── GIVEN RECORDS ──

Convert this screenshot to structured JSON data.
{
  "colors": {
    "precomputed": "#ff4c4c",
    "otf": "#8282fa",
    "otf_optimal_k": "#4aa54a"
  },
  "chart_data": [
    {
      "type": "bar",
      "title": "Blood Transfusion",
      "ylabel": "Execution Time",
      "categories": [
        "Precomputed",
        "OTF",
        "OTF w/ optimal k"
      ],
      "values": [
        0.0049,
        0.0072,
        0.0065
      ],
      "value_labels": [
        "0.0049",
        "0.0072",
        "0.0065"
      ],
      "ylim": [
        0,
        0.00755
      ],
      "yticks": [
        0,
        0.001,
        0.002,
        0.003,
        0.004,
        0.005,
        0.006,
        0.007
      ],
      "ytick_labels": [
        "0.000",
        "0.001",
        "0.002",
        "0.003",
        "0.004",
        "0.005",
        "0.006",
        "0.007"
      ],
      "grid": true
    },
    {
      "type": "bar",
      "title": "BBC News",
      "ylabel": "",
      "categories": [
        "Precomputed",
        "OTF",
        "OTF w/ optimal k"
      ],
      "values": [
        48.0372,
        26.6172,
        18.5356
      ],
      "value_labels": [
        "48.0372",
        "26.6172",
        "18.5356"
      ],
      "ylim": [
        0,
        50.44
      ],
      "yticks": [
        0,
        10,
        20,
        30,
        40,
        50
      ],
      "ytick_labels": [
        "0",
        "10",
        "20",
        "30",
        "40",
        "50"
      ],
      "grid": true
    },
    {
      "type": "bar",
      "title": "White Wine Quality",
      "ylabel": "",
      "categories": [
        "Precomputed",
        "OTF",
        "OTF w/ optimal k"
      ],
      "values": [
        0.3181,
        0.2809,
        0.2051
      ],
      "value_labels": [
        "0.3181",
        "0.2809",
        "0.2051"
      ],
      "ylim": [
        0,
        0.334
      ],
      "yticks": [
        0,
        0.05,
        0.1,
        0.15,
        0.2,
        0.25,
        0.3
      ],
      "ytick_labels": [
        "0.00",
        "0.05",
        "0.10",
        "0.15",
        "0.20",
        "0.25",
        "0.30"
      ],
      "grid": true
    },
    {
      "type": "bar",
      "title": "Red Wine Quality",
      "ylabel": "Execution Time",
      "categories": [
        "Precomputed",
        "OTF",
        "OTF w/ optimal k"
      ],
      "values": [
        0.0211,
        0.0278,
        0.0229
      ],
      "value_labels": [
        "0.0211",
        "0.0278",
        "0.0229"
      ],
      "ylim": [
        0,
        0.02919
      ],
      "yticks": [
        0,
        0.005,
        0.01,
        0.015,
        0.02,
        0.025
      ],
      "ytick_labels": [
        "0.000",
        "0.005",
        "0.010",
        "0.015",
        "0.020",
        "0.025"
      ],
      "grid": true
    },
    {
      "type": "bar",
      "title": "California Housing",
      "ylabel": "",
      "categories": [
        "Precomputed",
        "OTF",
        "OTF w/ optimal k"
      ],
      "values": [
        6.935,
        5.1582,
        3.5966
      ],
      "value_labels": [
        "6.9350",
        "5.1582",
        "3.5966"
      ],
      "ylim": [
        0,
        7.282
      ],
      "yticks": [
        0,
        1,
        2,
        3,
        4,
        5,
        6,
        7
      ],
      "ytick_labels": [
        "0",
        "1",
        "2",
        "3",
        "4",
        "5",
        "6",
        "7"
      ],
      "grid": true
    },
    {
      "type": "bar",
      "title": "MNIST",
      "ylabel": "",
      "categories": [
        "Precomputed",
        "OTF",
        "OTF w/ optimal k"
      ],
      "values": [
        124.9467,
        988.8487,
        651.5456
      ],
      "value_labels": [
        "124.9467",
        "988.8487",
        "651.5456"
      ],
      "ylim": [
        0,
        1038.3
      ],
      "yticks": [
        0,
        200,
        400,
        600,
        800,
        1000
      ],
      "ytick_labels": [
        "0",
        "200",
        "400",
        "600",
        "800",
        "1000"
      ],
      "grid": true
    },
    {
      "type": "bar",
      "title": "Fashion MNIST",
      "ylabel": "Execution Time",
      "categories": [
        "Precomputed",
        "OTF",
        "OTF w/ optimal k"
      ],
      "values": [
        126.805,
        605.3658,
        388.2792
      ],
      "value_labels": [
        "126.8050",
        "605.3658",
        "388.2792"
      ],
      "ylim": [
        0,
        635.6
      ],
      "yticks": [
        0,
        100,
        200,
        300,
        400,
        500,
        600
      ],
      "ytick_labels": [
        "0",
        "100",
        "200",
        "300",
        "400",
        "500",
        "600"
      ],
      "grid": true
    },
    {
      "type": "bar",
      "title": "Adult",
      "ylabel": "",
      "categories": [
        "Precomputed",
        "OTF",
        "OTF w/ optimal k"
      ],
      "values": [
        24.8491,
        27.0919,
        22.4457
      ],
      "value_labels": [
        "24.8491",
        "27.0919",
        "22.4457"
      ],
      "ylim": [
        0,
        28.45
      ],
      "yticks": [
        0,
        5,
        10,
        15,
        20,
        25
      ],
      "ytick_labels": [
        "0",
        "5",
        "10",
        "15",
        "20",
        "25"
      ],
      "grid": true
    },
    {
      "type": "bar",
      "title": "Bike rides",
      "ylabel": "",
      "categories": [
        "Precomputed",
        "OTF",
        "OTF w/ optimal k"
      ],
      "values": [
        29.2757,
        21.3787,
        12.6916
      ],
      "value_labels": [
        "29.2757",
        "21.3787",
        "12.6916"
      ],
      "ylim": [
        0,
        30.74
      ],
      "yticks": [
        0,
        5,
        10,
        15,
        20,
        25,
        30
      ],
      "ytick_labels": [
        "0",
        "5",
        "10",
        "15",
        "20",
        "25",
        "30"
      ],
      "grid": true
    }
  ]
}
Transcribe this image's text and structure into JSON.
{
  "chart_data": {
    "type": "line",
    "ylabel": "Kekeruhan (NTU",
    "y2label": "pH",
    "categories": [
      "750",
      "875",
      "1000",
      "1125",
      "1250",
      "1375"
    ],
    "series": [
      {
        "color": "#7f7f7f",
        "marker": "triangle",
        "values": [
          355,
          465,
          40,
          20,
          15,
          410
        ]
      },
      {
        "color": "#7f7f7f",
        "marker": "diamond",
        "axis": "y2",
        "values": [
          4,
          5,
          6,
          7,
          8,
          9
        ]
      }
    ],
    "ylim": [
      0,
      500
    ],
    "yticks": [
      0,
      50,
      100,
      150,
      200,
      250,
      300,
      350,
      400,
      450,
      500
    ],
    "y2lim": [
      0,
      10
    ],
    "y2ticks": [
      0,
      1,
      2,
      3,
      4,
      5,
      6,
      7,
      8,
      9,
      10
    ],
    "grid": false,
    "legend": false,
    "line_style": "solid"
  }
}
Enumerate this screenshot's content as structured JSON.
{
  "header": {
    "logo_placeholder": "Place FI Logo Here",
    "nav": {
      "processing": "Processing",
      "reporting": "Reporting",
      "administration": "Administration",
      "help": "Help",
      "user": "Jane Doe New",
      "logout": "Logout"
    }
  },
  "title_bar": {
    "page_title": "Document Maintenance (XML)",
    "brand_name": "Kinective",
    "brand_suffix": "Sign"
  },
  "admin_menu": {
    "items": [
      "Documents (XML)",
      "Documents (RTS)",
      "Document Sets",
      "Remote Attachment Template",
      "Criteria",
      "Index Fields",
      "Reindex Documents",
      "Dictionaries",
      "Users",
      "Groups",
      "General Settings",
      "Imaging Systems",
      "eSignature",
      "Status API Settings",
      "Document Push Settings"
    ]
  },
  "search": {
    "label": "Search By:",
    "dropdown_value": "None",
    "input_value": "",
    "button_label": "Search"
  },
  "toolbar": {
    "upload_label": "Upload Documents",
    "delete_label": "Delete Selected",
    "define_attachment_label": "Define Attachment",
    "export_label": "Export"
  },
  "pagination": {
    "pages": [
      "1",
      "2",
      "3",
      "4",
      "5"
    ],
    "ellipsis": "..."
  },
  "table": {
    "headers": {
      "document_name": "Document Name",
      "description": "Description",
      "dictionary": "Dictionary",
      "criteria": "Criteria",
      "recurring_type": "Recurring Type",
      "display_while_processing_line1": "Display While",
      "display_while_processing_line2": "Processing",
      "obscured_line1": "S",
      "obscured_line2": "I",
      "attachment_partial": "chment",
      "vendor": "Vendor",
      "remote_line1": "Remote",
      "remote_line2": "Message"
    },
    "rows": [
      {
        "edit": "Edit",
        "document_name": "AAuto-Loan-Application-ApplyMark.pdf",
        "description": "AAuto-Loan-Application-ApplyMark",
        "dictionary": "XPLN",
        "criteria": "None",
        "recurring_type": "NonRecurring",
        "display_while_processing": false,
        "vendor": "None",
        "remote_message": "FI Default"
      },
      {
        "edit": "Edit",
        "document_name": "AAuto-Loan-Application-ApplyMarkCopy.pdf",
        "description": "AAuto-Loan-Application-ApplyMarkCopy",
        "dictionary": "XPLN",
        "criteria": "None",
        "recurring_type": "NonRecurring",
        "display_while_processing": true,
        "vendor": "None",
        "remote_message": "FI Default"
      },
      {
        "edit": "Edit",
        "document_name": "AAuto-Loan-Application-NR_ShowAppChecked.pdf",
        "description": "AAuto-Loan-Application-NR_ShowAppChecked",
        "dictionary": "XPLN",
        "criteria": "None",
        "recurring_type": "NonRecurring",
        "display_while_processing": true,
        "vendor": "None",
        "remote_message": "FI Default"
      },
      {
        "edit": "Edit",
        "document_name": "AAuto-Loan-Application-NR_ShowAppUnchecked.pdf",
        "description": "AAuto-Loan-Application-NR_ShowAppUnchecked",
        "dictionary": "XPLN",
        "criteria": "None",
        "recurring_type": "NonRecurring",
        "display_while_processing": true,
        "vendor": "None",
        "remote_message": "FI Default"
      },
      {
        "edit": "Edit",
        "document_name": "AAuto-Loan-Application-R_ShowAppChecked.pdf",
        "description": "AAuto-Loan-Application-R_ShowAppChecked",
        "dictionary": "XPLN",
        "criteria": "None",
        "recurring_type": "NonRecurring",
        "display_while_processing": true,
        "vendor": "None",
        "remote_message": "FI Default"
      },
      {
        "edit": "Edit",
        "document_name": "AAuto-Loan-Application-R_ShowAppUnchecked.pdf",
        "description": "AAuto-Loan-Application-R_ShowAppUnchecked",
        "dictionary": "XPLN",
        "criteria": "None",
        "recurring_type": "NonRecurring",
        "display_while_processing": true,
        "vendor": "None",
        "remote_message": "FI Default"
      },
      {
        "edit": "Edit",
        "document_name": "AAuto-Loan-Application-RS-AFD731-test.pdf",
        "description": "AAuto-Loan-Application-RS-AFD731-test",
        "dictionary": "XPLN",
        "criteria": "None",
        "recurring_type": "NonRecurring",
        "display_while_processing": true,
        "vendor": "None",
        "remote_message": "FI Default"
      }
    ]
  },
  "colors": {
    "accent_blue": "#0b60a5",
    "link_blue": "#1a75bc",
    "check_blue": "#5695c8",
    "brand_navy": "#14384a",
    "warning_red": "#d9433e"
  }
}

───

Search the listing for the string "JSON". Copy each line where it turns up.

Convert this screenshot to structured JSON data.
Transcribe this image's text and structure into JSON.
Enumerate this screenshot's content as structured JSON.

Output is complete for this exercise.